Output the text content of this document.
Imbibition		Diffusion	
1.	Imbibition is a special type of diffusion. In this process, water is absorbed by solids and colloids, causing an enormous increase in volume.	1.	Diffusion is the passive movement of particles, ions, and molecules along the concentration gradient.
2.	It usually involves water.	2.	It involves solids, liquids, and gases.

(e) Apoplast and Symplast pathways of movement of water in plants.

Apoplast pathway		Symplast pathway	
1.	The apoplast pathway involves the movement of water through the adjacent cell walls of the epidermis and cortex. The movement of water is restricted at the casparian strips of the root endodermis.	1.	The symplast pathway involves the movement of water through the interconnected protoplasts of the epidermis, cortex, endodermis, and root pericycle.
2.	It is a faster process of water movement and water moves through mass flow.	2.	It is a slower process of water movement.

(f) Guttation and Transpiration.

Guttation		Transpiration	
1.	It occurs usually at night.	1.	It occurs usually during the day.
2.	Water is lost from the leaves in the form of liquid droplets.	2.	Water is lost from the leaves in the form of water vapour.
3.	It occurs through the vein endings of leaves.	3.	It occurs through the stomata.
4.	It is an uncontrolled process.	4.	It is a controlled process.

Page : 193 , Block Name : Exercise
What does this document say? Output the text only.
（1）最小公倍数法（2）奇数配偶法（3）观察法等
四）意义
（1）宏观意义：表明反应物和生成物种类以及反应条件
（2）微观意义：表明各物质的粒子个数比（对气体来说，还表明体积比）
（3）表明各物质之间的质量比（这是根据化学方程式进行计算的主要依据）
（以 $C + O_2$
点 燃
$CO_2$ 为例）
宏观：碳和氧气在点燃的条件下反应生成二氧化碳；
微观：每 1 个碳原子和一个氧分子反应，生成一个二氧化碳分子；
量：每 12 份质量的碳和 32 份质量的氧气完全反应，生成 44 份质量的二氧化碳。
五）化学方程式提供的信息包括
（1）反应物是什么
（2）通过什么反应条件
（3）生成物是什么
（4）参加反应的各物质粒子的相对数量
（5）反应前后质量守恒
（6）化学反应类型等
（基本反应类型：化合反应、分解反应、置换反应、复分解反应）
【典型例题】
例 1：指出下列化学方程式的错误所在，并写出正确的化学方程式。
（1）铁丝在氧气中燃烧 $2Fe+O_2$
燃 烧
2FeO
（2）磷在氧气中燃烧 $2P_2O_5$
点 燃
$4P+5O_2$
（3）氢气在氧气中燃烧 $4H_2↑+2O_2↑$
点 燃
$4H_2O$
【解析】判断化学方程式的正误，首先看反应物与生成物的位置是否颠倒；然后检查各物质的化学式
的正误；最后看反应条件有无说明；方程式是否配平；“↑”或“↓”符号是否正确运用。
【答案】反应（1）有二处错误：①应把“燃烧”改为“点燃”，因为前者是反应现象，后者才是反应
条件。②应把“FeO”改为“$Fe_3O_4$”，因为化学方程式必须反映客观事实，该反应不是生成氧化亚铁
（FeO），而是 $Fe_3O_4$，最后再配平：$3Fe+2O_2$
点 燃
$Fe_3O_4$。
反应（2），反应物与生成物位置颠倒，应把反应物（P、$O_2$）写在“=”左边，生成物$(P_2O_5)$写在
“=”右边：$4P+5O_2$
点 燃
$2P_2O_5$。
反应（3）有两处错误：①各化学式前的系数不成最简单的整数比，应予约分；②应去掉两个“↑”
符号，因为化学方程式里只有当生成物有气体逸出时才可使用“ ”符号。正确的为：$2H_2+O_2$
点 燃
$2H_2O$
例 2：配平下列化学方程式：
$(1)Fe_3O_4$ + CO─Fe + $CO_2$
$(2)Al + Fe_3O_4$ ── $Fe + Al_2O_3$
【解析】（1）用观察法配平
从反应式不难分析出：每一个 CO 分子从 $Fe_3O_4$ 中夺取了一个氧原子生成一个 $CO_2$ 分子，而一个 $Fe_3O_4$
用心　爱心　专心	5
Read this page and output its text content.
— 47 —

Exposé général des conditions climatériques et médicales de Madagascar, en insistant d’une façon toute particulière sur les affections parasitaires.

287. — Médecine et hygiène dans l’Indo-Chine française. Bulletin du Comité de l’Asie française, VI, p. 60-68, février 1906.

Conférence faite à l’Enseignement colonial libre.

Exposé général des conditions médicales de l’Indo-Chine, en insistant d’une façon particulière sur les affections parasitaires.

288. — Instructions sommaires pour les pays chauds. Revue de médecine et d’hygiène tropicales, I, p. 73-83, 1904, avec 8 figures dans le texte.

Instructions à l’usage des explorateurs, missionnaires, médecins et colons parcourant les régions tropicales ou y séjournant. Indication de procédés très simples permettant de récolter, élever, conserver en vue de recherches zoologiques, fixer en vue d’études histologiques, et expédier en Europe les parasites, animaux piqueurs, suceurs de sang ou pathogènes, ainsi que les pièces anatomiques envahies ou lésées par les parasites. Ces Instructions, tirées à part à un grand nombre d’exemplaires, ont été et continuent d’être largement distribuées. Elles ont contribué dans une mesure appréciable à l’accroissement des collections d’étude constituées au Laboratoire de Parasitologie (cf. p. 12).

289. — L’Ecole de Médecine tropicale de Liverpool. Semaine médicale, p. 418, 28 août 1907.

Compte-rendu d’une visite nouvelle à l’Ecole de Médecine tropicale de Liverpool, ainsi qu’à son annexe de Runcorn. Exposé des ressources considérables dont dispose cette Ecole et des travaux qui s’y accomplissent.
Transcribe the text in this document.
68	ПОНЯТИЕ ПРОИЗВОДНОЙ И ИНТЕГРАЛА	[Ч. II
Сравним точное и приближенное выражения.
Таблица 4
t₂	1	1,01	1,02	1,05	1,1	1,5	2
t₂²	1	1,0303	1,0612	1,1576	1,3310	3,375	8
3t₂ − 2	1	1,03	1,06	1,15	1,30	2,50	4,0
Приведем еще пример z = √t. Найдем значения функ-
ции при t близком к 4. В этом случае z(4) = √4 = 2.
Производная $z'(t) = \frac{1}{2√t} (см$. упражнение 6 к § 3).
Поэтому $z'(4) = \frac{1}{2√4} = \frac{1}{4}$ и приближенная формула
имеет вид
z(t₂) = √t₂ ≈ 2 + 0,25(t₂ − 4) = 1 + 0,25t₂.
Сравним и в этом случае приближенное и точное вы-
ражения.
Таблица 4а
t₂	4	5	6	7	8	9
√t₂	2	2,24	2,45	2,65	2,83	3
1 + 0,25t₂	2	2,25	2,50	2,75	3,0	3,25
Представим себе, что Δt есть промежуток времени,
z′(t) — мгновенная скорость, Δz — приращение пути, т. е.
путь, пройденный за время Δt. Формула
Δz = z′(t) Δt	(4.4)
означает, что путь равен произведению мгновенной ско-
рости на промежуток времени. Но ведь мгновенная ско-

» **Exercise**
Every entry must be quoted exactly as it appears above.

» **Full output**
Output the text content of this document.
Imbibition		Diffusion	
1.	Imbibition is a special type of diffusion. In this process, water is absorbed by solids and colloids, causing an enormous increase in volume.	1.	Diffusion is the passive movement of particles, ions, and molecules along the concentration gradient.
2.	It usually involves water.	2.	It involves solids, liquids, and gases.

(e) Apoplast and Symplast pathways of movement of water in plants.

Apoplast pathway		Symplast pathway	
1.	The apoplast pathway involves the movement of water through the adjacent cell walls of the epidermis and cortex. The movement of water is restricted at the casparian strips of the root endodermis.	1.	The symplast pathway involves the movement of water through the interconnected protoplasts of the epidermis, cortex, endodermis, and root pericycle.
2.	It is a faster process of water movement and water moves through mass flow.	2.	It is a slower process of water movement.

(f) Guttation and Transpiration.

Guttation		Transpiration	
1.	It occurs usually at night.	1.	It occurs usually during the day.
2.	Water is lost from the leaves in the form of liquid droplets.	2.	Water is lost from the leaves in the form of water vapour.
3.	It occurs through the vein endings of leaves.	3.	It occurs through the stomata.
4.	It is an uncontrolled process.	4.	It is a controlled process.

Page : 193 , Block Name : Exercise
What does this document say? Output the text only.
（1）最小公倍数法（2）奇数配偶法（3）观察法等
四）意义
（1）宏观意义：表明反应物和生成物种类以及反应条件
（2）微观意义：表明各物质的粒子个数比（对气体来说，还表明体积比）
（3）表明各物质之间的质量比（这是根据化学方程式进行计算的主要依据）
（以 $C + O_2$
点 燃
$CO_2$ 为例）
宏观：碳和氧气在点燃的条件下反应生成二氧化碳；
微观：每 1 个碳原子和一个氧分子反应，生成一个二氧化碳分子；
量：每 12 份质量的碳和 32 份质量的氧气完全反应，生成 44 份质量的二氧化碳。
五）化学方程式提供的信息包括
（1）反应物是什么
（2）通过什么反应条件
（3）生成物是什么
（4）参加反应的各物质粒子的相对数量
（5）反应前后质量守恒
（6）化学反应类型等
（基本反应类型：化合反应、分解反应、置换反应、复分解反应）
【典型例题】
例 1：指出下列化学方程式的错误所在，并写出正确的化学方程式。
（1）铁丝在氧气中燃烧 $2Fe+O_2$
燃 烧
2FeO
（2）磷在氧气中燃烧 $2P_2O_5$
点 燃
$4P+5O_2$
（3）氢气在氧气中燃烧 $4H_2↑+2O_2↑$
点 燃
$4H_2O$
【解析】判断化学方程式的正误，首先看反应物与生成物的位置是否颠倒；然后检查各物质的化学式
的正误；最后看反应条件有无说明；方程式是否配平；“↑”或“↓”符号是否正确运用。
【答案】反应（1）有二处错误：①应把“燃烧”改为“点燃”，因为前者是反应现象，后者才是反应
条件。②应把“FeO”改为“$Fe_3O_4$”，因为化学方程式必须反映客观事实，该反应不是生成氧化亚铁
（FeO），而是 $Fe_3O_4$，最后再配平：$3Fe+2O_2$
点 燃
$Fe_3O_4$。
反应（2），反应物与生成物位置颠倒，应把反应物（P、$O_2$）写在“=”左边，生成物$(P_2O_5)$写在
“=”右边：$4P+5O_2$
点 燃
$2P_2O_5$。
反应（3）有两处错误：①各化学式前的系数不成最简单的整数比，应予约分；②应去掉两个“↑”
符号，因为化学方程式里只有当生成物有气体逸出时才可使用“ ”符号。正确的为：$2H_2+O_2$
点 燃
$2H_2O$
例 2：配平下列化学方程式：
$(1)Fe_3O_4$ + CO─Fe + $CO_2$
$(2)Al + Fe_3O_4$ ── $Fe + Al_2O_3$
【解析】（1）用观察法配平
从反应式不难分析出：每一个 CO 分子从 $Fe_3O_4$ 中夺取了一个氧原子生成一个 $CO_2$ 分子，而一个 $Fe_3O_4$
用心　爱心　专心	5
Read this page and output its text content.
— 47 —

Exposé général des conditions climatériques et médicales de Madagascar, en insistant d’une façon toute particulière sur les affections parasitaires.

287. — Médecine et hygiène dans l’Indo-Chine française. Bulletin du Comité de l’Asie française, VI, p. 60-68, février 1906.

Conférence faite à l’Enseignement colonial libre.

Exposé général des conditions médicales de l’Indo-Chine, en insistant d’une façon particulière sur les affections parasitaires.

288. — Instructions sommaires pour les pays chauds. Revue de médecine et d’hygiène tropicales, I, p. 73-83, 1904, avec 8 figures dans le texte.

Instructions à l’usage des explorateurs, missionnaires, médecins et colons parcourant les régions tropicales ou y séjournant. Indication de procédés très simples permettant de récolter, élever, conserver en vue de recherches zoologiques, fixer en vue d’études histologiques, et expédier en Europe les parasites, animaux piqueurs, suceurs de sang ou pathogènes, ainsi que les pièces anatomiques envahies ou lésées par les parasites. Ces Instructions, tirées à part à un grand nombre d’exemplaires, ont été et continuent d’être largement distribuées. Elles ont contribué dans une mesure appréciable à l’accroissement des collections d’étude constituées au Laboratoire de Parasitologie (cf. p. 12).

289. — L’Ecole de Médecine tropicale de Liverpool. Semaine médicale, p. 418, 28 août 1907.

Compte-rendu d’une visite nouvelle à l’Ecole de Médecine tropicale de Liverpool, ainsi qu’à son annexe de Runcorn. Exposé des ressources considérables dont dispose cette Ecole et des travaux qui s’y accomplissent.
Transcribe the text in this document.
68	ПОНЯТИЕ ПРОИЗВОДНОЙ И ИНТЕГРАЛА	[Ч. II
Сравним точное и приближенное выражения.
Таблица 4
t₂	1	1,01	1,02	1,05	1,1	1,5	2
t₂²	1	1,0303	1,0612	1,1576	1,3310	3,375	8
3t₂ − 2	1	1,03	1,06	1,15	1,30	2,50	4,0
Приведем еще пример z = √t. Найдем значения функ-
ции при t близком к 4. В этом случае z(4) = √4 = 2.
Производная $z'(t) = \frac{1}{2√t} (см$. упражнение 6 к § 3).
Поэтому $z'(4) = \frac{1}{2√4} = \frac{1}{4}$ и приближенная формула
имеет вид
z(t₂) = √t₂ ≈ 2 + 0,25(t₂ − 4) = 1 + 0,25t₂.
Сравним и в этом случае приближенное и точное вы-
ражения.
Таблица 4а
t₂	4	5	6	7	8	9
√t₂	2	2,24	2,45	2,65	2,83	3
1 + 0,25t₂	2	2,25	2,50	2,75	3,0	3,25
Представим себе, что Δt есть промежуток времени,
z′(t) — мгновенная скорость, Δz — приращение пути, т. е.
путь, пройденный за время Δt. Формула
Δz = z′(t) Δt	(4.4)
означает, что путь равен произведению мгновенной ско-
рости на промежуток времени. Но ведь мгновенная ско-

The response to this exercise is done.